[Record set]:
_ _ _
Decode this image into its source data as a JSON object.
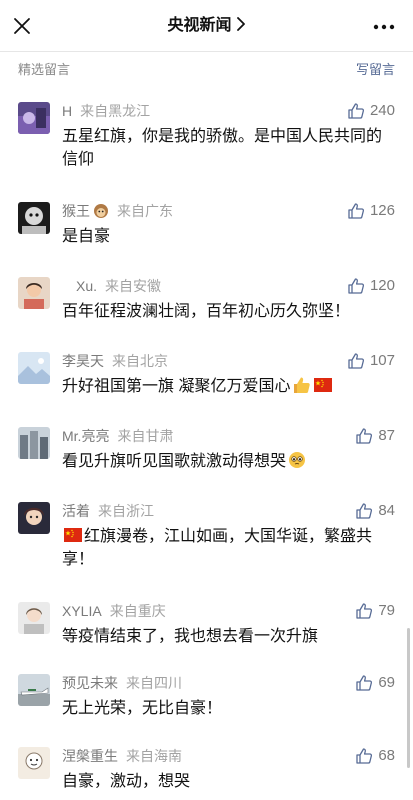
{
  "nav": {
    "title": "央视新闻",
    "close_icon": "close-icon",
    "more_icon": "more-icon"
  },
  "section": {
    "title": "精选留言",
    "write_label": "写留言"
  },
  "colors": {
    "link": "#576b95",
    "muted": "#8a8a8a"
  },
  "comments": [
    {
      "name": "H",
      "location": "来自黑龙江",
      "likes": "240",
      "text": "五星红旗，你是我的骄傲。是中国人民共同的信仰"
    },
    {
      "name": "猴王",
      "location": "来自广东",
      "likes": "126",
      "text": "是自豪"
    },
    {
      "name": "Xu.",
      "location": "来自安徽",
      "likes": "120",
      "text": "百年征程波澜壮阔，百年初心历久弥坚！"
    },
    {
      "name": "李昊天",
      "location": "来自北京",
      "likes": "107",
      "text": "升好祖国第一旗 凝聚亿万爱国心"
    },
    {
      "name": "Mr.亮亮",
      "location": "来自甘肃",
      "likes": "87",
      "text": "看见升旗听见国歌就激动得想哭"
    },
    {
      "name": "活着",
      "location": "来自浙江",
      "likes": "84",
      "text": "红旗漫卷，江山如画，大国华诞，繁盛共享！"
    },
    {
      "name": "XYLIA",
      "location": "来自重庆",
      "likes": "79",
      "text": "等疫情结束了，我也想去看一次升旗"
    },
    {
      "name": "预见未来",
      "location": "来自四川",
      "likes": "69",
      "text": "无上光荣，无比自豪！"
    },
    {
      "name": "涅槃重生",
      "location": "来自海南",
      "likes": "68",
      "text": "自豪，激动，想哭"
    }
  ]
}
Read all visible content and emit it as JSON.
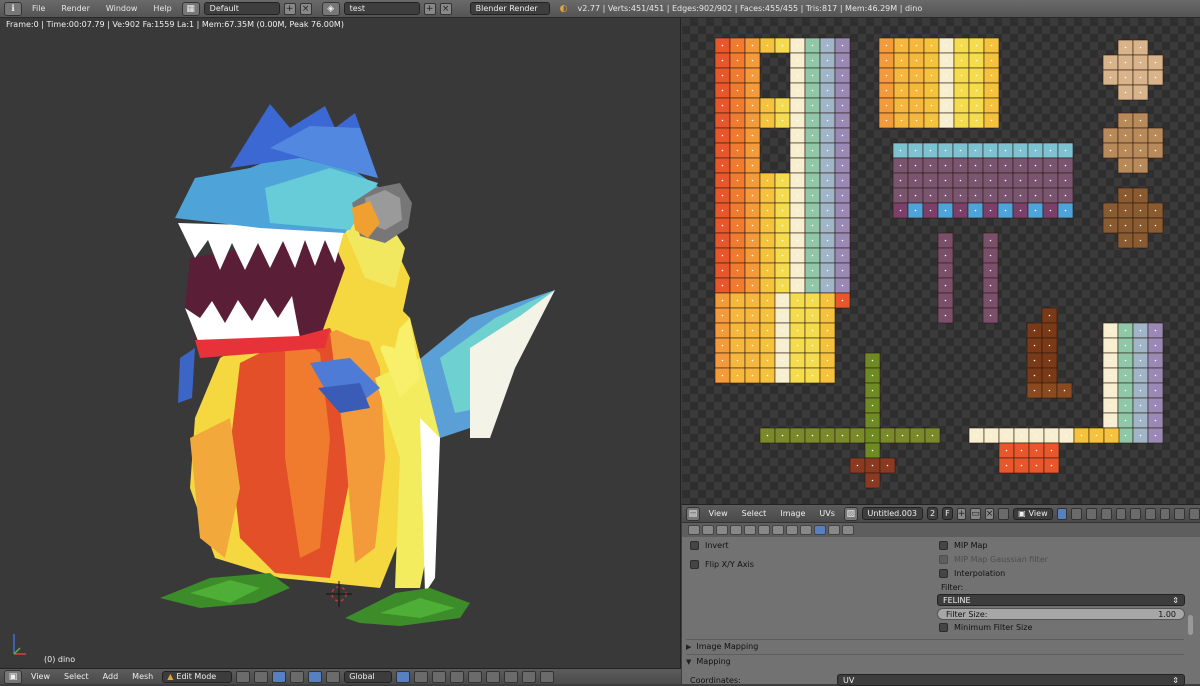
{
  "topbar": {
    "menus": [
      "File",
      "Render",
      "Window",
      "Help"
    ],
    "screen_layout": "Default",
    "scene": "test",
    "render_engine": "Blender Render",
    "stats": "v2.77 | Verts:451/451 | Edges:902/902 | Faces:455/455 | Tris:817 | Mem:46.29M | dino"
  },
  "viewport": {
    "info": "Frame:0 | Time:00:07.79 | Ve:902 Fa:1559 La:1 | Mem:67.35M (0.00M, Peak 76.00M)",
    "object_label": "(0) dino"
  },
  "viewport_header": {
    "menus": [
      "View",
      "Select",
      "Add",
      "Mesh"
    ],
    "mode": "Edit Mode",
    "orientation": "Global"
  },
  "uv_header": {
    "menus": [
      "View",
      "Select",
      "Image",
      "UVs"
    ],
    "image_name": "Untitled.003",
    "users": "2",
    "fake_user": "F",
    "view_label": "View"
  },
  "properties": {
    "invert": "Invert",
    "flip_axis": "Flip X/Y Axis",
    "mip_map": "MIP Map",
    "mip_map_gaussian": "MIP Map Gaussian filter",
    "interpolation": "Interpolation",
    "filter_label": "Filter:",
    "filter_value": "FELINE",
    "filter_size_label": "Filter Size:",
    "filter_size_value": "1.00",
    "min_filter_size": "Minimum Filter Size",
    "panel_image_mapping": "Image Mapping",
    "panel_mapping": "Mapping",
    "coordinates_label": "Coordinates:",
    "coordinates_value": "UV"
  },
  "colors": {
    "header": "#5a5a5a",
    "viewport_bg": "#393939",
    "selected_accent": "#5680c2",
    "properties_bg": "#727272"
  }
}
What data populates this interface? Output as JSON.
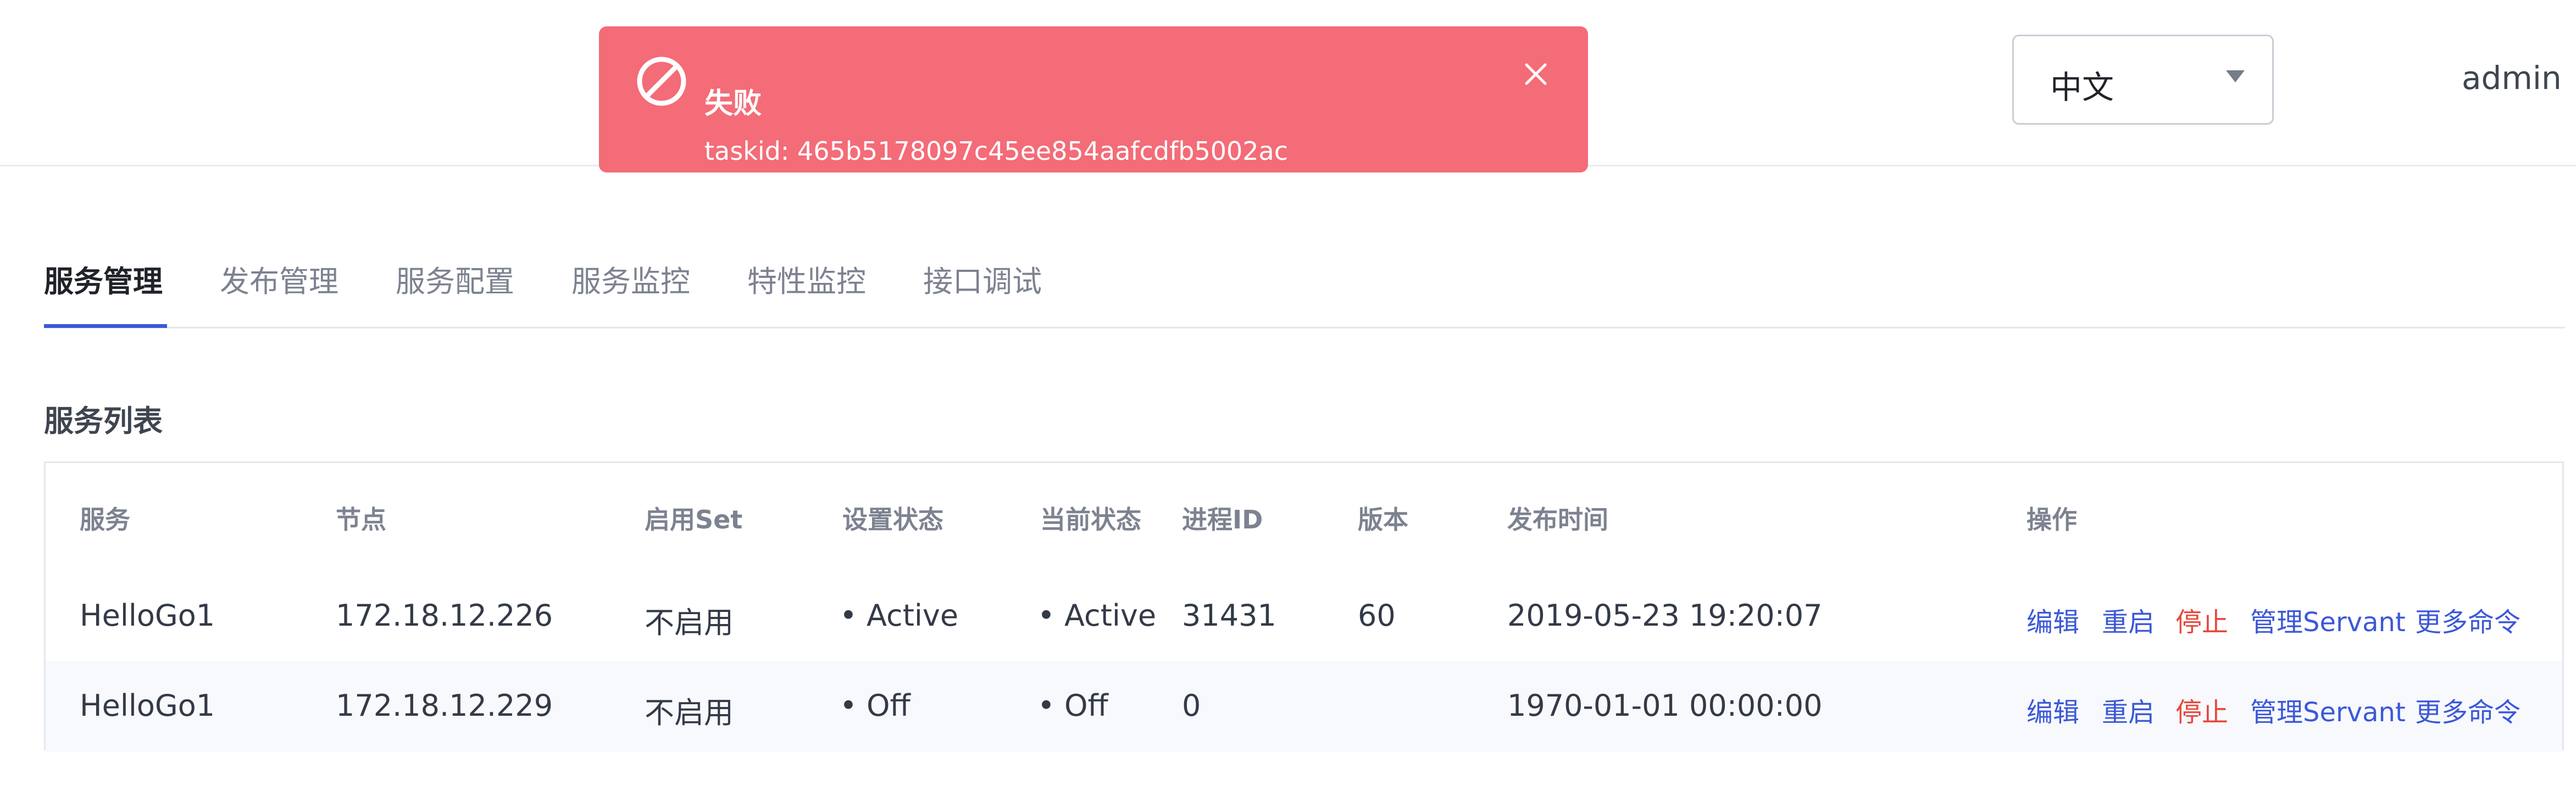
{
  "header": {
    "language": "中文",
    "user": "admin"
  },
  "toast": {
    "title": "失败",
    "message": "taskid: 465b5178097c45ee854aafcdfb5002ac",
    "type": "error",
    "color": "#f36c78"
  },
  "tabs": [
    {
      "label": "服务管理",
      "active": true
    },
    {
      "label": "发布管理",
      "active": false
    },
    {
      "label": "服务配置",
      "active": false
    },
    {
      "label": "服务监控",
      "active": false
    },
    {
      "label": "特性监控",
      "active": false
    },
    {
      "label": "接口调试",
      "active": false
    }
  ],
  "section_title": "服务列表",
  "table": {
    "columns": [
      "服务",
      "节点",
      "启用Set",
      "设置状态",
      "当前状态",
      "进程ID",
      "版本",
      "发布时间",
      "操作"
    ],
    "rows": [
      {
        "service": "HelloGo1",
        "node": "172.18.12.226",
        "set": "不启用",
        "setting_status": "• Active",
        "current_status": "• Active",
        "pid": "31431",
        "version": "60",
        "publish_time": "2019-05-23 19:20:07"
      },
      {
        "service": "HelloGo1",
        "node": "172.18.12.229",
        "set": "不启用",
        "setting_status": "• Off",
        "current_status": "• Off",
        "pid": "0",
        "version": "",
        "publish_time": "1970-01-01 00:00:00"
      }
    ],
    "actions": {
      "edit": "编辑",
      "restart": "重启",
      "stop": "停止",
      "servant": "管理Servant",
      "more": "更多命令"
    }
  },
  "colors": {
    "accent": "#3c58d8",
    "active_status": "#2ec07a",
    "off_status": "#e8483c"
  },
  "icons": {
    "toast_icon": "ban-icon",
    "toast_close": "close-icon",
    "select_caret": "caret-down-icon"
  }
}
_ _ _
[What is being asked]:
Quote every record above exactly, leaving out the pictures.

[Response to this exercise]:
Decode this image into its source data as a JSON object.
{
  "nav": {
    "title": "央视新闻",
    "close_icon": "close-icon",
    "more_icon": "more-icon"
  },
  "section": {
    "title": "精选留言",
    "write_label": "写留言"
  },
  "colors": {
    "link": "#576b95",
    "muted": "#8a8a8a"
  },
  "comments": [
    {
      "name": "H",
      "location": "来自黑龙江",
      "likes": "240",
      "text": "五星红旗，你是我的骄傲。是中国人民共同的信仰"
    },
    {
      "name": "猴王",
      "location": "来自广东",
      "likes": "126",
      "text": "是自豪"
    },
    {
      "name": "Xu.",
      "location": "来自安徽",
      "likes": "120",
      "text": "百年征程波澜壮阔，百年初心历久弥坚！"
    },
    {
      "name": "李昊天",
      "location": "来自北京",
      "likes": "107",
      "text": "升好祖国第一旗 凝聚亿万爱国心"
    },
    {
      "name": "Mr.亮亮",
      "location": "来自甘肃",
      "likes": "87",
      "text": "看见升旗听见国歌就激动得想哭"
    },
    {
      "name": "活着",
      "location": "来自浙江",
      "likes": "84",
      "text": "红旗漫卷，江山如画，大国华诞，繁盛共享！"
    },
    {
      "name": "XYLIA",
      "location": "来自重庆",
      "likes": "79",
      "text": "等疫情结束了，我也想去看一次升旗"
    },
    {
      "name": "预见未来",
      "location": "来自四川",
      "likes": "69",
      "text": "无上光荣，无比自豪！"
    },
    {
      "name": "涅槃重生",
      "location": "来自海南",
      "likes": "68",
      "text": "自豪，激动，想哭"
    }
  ]
}
Read all visible content and emit it as JSON.
{
  "topbar": {
    "menus": [
      "File",
      "Render",
      "Window",
      "Help"
    ],
    "screen_layout": "Default",
    "scene": "test",
    "render_engine": "Blender Render",
    "stats": "v2.77 | Verts:451/451 | Edges:902/902 | Faces:455/455 | Tris:817 | Mem:46.29M | dino"
  },
  "viewport": {
    "info": "Frame:0 | Time:00:07.79 | Ve:902 Fa:1559 La:1 | Mem:67.35M (0.00M, Peak 76.00M)",
    "object_label": "(0) dino"
  },
  "viewport_header": {
    "menus": [
      "View",
      "Select",
      "Add",
      "Mesh"
    ],
    "mode": "Edit Mode",
    "orientation": "Global"
  },
  "uv_header": {
    "menus": [
      "View",
      "Select",
      "Image",
      "UVs"
    ],
    "image_name": "Untitled.003",
    "users": "2",
    "fake_user": "F",
    "view_label": "View"
  },
  "properties": {
    "invert": "Invert",
    "flip_axis": "Flip X/Y Axis",
    "mip_map": "MIP Map",
    "mip_map_gaussian": "MIP Map Gaussian filter",
    "interpolation": "Interpolation",
    "filter_label": "Filter:",
    "filter_value": "FELINE",
    "filter_size_label": "Filter Size:",
    "filter_size_value": "1.00",
    "min_filter_size": "Minimum Filter Size",
    "panel_image_mapping": "Image Mapping",
    "panel_mapping": "Mapping",
    "coordinates_label": "Coordinates:",
    "coordinates_value": "UV"
  },
  "colors": {
    "header": "#5a5a5a",
    "viewport_bg": "#393939",
    "selected_accent": "#5680c2",
    "properties_bg": "#727272"
  }
}
What data populates this interface? Output as JSON.
{
  "header": {
    "language": "中文",
    "user": "admin"
  },
  "toast": {
    "title": "失败",
    "message": "taskid: 465b5178097c45ee854aafcdfb5002ac",
    "type": "error",
    "color": "#f36c78"
  },
  "tabs": [
    {
      "label": "服务管理",
      "active": true
    },
    {
      "label": "发布管理",
      "active": false
    },
    {
      "label": "服务配置",
      "active": false
    },
    {
      "label": "服务监控",
      "active": false
    },
    {
      "label": "特性监控",
      "active": false
    },
    {
      "label": "接口调试",
      "active": false
    }
  ],
  "section_title": "服务列表",
  "table": {
    "columns": [
      "服务",
      "节点",
      "启用Set",
      "设置状态",
      "当前状态",
      "进程ID",
      "版本",
      "发布时间",
      "操作"
    ],
    "rows": [
      {
        "service": "HelloGo1",
        "node": "172.18.12.226",
        "set": "不启用",
        "setting_status": "• Active",
        "current_status": "• Active",
        "pid": "31431",
        "version": "60",
        "publish_time": "2019-05-23 19:20:07"
      },
      {
        "service": "HelloGo1",
        "node": "172.18.12.229",
        "set": "不启用",
        "setting_status": "• Off",
        "current_status": "• Off",
        "pid": "0",
        "version": "",
        "publish_time": "1970-01-01 00:00:00"
      }
    ],
    "actions": {
      "edit": "编辑",
      "restart": "重启",
      "stop": "停止",
      "servant": "管理Servant",
      "more": "更多命令"
    }
  },
  "colors": {
    "accent": "#3c58d8",
    "active_status": "#2ec07a",
    "off_status": "#e8483c"
  },
  "icons": {
    "toast_icon": "ban-icon",
    "toast_close": "close-icon",
    "select_caret": "caret-down-icon"
  }
}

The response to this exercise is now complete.